--- Start of Material for this task ---

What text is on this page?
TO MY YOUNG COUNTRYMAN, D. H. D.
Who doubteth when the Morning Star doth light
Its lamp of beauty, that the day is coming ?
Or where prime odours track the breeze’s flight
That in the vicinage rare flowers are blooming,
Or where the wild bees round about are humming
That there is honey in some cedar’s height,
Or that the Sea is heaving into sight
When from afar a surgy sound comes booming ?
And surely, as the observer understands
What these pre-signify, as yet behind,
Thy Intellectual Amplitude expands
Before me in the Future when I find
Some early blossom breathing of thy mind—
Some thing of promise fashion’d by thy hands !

--- End of Material for this task ---

**Instructions for the task:** All entries shown above should be printed again exactly.

**Correct response:**
What text is on this page?
TO MY YOUNG COUNTRYMAN, D. H. D.
Who doubteth when the Morning Star doth light
Its lamp of beauty, that the day is coming ?
Or where prime odours track the breeze’s flight
That in the vicinage rare flowers are blooming,
Or where the wild bees round about are humming
That there is honey in some cedar’s height,
Or that the Sea is heaving into sight
When from afar a surgy sound comes booming ?
And surely, as the observer understands
What these pre-signify, as yet behind,
Thy Intellectual Amplitude expands
Before me in the Future when I find
Some early blossom breathing of thy mind—
Some thing of promise fashion’d by thy hands !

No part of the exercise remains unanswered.